Stated problem: Select all lines in the records that include "bằng".

(Data extracted from a collection)
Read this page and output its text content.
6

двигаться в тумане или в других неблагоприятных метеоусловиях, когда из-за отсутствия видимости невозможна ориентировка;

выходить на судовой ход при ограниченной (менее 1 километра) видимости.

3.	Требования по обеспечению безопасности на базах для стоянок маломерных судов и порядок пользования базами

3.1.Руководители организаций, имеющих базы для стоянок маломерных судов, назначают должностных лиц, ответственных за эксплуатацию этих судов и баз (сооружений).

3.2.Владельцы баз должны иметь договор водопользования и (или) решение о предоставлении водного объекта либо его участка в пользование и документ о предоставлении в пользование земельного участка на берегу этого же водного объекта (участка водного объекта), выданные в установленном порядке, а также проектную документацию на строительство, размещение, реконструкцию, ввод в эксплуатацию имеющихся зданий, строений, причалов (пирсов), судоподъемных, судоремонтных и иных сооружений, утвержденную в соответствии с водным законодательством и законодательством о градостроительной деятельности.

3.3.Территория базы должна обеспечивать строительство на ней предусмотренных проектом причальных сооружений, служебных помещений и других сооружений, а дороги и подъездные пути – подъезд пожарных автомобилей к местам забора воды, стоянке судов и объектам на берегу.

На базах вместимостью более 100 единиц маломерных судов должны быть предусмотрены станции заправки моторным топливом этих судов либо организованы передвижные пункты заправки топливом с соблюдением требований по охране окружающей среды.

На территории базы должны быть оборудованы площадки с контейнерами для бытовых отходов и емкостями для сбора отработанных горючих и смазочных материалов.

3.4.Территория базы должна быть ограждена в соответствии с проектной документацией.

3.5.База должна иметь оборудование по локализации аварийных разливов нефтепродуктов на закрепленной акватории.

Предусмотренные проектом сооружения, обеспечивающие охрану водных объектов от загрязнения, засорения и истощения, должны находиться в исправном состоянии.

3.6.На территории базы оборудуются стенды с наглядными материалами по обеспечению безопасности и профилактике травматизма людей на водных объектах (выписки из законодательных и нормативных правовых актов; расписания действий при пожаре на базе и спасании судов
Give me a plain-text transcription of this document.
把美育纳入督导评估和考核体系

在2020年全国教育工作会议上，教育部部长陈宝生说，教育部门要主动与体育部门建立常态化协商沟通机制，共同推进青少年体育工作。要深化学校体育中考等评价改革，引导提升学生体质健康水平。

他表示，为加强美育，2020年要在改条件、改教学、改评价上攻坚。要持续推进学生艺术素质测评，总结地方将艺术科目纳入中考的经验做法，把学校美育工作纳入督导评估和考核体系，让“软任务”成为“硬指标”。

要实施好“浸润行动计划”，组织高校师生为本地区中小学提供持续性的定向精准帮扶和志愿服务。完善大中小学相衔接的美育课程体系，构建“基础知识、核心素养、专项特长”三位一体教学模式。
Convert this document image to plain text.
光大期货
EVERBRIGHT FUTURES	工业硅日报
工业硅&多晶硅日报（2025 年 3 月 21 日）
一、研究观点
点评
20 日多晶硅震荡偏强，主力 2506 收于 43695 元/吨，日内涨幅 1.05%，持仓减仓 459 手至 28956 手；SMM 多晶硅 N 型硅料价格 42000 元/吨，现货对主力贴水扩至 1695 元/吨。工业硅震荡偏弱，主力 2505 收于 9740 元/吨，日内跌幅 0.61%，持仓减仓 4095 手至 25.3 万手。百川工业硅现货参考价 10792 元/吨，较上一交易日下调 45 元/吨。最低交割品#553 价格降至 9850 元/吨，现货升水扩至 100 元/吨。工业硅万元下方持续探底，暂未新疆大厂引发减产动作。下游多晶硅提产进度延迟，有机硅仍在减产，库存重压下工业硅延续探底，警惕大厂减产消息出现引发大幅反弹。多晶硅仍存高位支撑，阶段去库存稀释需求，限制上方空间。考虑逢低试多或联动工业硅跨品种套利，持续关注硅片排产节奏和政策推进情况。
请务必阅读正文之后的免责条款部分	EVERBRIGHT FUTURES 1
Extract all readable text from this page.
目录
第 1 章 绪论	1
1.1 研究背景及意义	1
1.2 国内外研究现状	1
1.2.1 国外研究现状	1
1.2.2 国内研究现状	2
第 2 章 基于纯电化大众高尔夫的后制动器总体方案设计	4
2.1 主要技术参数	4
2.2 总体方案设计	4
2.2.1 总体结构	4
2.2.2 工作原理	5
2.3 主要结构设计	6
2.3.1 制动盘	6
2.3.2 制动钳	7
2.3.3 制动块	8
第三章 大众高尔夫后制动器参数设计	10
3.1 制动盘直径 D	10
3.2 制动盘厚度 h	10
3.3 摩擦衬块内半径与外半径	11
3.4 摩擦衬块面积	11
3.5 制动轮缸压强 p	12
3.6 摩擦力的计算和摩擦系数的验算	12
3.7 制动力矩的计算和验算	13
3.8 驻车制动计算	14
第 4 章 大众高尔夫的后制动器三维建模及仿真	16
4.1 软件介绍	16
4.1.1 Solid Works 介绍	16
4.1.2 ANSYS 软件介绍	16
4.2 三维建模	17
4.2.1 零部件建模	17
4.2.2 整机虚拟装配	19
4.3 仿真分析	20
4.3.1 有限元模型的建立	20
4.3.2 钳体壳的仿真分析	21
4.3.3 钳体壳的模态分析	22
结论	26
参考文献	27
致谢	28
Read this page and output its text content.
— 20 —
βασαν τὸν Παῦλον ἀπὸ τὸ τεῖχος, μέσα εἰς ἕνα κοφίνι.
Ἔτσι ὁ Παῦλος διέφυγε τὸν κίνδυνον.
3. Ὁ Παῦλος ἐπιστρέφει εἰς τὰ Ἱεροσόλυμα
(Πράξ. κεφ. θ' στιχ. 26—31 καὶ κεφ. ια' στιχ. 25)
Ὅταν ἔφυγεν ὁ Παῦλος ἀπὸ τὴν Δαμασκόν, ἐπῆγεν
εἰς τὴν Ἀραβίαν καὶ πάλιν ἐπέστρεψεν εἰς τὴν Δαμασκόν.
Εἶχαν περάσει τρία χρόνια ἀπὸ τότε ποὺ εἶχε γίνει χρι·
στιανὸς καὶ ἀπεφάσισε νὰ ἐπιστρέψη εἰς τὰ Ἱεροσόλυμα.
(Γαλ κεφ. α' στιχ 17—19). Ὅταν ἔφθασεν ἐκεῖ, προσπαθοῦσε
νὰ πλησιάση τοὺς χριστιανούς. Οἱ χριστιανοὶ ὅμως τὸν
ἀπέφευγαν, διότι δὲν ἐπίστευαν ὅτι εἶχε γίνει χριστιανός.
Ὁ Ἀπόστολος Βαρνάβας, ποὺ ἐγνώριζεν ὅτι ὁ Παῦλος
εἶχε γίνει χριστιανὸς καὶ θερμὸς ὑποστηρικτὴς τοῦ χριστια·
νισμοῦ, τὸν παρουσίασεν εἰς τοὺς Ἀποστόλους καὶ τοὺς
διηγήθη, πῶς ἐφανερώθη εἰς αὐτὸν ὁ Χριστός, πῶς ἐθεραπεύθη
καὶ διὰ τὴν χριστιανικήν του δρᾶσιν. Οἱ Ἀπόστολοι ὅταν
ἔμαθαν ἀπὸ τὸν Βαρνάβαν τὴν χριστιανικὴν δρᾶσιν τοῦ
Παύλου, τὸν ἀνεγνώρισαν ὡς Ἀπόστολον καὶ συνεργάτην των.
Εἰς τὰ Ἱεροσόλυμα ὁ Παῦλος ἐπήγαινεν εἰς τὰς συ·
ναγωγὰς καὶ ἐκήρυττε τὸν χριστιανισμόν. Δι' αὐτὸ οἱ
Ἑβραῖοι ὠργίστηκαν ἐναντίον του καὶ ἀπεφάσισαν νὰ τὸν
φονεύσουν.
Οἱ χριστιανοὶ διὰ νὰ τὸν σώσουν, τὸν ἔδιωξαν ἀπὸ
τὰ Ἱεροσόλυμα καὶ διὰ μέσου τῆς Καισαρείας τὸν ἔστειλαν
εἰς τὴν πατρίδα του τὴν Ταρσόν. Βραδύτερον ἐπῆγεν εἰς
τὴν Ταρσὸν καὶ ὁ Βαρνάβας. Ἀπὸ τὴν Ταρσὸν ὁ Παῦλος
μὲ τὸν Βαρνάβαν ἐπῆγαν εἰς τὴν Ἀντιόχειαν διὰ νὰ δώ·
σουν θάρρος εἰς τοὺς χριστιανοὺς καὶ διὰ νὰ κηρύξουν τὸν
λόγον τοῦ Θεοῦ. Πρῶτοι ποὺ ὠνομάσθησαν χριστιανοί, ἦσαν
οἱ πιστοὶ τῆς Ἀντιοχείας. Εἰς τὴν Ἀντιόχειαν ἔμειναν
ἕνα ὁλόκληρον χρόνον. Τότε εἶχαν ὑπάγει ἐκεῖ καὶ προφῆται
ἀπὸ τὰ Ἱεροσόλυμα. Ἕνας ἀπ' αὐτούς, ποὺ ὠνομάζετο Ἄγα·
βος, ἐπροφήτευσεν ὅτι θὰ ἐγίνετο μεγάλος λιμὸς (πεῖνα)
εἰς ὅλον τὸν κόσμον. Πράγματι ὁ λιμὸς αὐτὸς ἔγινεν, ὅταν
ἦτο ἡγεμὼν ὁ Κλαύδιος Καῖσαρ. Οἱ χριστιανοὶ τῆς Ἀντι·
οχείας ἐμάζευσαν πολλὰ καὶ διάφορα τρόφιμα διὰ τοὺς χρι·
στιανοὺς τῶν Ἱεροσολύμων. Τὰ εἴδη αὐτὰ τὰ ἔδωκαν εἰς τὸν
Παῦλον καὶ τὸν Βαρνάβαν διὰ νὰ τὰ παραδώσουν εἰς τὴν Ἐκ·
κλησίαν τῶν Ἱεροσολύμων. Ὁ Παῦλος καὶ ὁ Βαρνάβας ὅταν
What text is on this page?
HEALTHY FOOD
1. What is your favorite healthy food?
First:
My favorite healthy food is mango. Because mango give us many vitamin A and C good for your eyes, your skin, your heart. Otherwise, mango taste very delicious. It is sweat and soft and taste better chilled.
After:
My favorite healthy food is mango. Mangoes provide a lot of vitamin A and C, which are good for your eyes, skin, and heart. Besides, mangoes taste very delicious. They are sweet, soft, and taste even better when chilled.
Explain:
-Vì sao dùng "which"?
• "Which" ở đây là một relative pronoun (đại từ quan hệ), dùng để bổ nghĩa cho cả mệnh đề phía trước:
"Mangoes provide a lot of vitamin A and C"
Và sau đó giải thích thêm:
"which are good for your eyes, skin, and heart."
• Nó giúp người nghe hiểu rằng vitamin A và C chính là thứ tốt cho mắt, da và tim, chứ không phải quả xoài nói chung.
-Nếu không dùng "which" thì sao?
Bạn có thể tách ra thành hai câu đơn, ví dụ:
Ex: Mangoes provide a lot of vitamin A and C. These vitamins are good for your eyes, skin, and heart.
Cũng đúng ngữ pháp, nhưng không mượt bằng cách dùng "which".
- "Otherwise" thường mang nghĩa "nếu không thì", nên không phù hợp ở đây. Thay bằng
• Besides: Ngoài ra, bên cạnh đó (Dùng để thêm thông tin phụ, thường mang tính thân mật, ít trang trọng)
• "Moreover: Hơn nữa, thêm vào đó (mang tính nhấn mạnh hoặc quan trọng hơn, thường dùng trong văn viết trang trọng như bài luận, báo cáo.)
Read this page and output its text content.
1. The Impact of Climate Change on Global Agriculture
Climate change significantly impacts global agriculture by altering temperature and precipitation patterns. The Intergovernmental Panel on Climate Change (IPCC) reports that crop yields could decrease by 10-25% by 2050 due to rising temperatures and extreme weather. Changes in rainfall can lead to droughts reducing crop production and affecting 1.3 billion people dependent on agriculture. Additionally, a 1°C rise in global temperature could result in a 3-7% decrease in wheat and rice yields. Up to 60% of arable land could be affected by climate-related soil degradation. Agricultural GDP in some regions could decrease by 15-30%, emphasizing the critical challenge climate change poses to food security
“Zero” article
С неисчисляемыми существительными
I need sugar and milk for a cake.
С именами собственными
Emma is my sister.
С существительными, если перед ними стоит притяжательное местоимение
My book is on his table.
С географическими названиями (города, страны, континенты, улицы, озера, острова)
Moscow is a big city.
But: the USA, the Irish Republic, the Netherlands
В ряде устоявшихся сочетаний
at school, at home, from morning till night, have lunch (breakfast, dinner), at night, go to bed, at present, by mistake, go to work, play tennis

Finished answer:
Cũng đúng ngữ pháp, nhưng không mượt bằng cách dùng "which".
- "Otherwise" thường mang nghĩa "nếu không thì", nên không phù hợp ở đây. Thay bằng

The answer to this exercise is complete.